SET EXERCISE: Every line below should be copied exactly; drop the pictures.

EXERCISE INPUT:
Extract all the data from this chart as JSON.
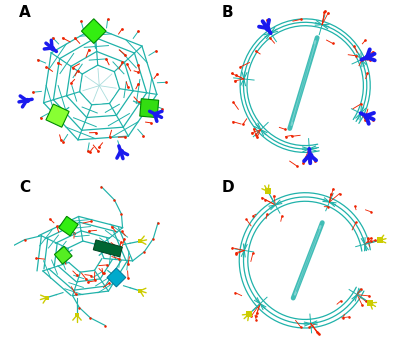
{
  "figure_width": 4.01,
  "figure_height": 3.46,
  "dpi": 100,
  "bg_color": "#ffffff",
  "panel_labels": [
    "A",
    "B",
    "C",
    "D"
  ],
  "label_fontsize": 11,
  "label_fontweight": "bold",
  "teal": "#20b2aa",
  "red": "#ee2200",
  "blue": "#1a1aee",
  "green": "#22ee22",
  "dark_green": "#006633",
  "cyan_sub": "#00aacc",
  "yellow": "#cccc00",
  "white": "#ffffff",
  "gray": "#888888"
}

SOLVED PROBLEM:
Extract all the data from this chart as JSON.
{
  "figure_width": 4.01,
  "figure_height": 3.46,
  "dpi": 100,
  "bg_color": "#ffffff",
  "panel_labels": [
    "A",
    "B",
    "C",
    "D"
  ],
  "label_fontsize": 11,
  "label_fontweight": "bold",
  "teal": "#20b2aa",
  "red": "#ee2200",
  "blue": "#1a1aee",
  "green": "#22ee22",
  "dark_green": "#006633",
  "cyan_sub": "#00aacc",
  "yellow": "#cccc00",
  "white": "#ffffff",
  "gray": "#888888"
}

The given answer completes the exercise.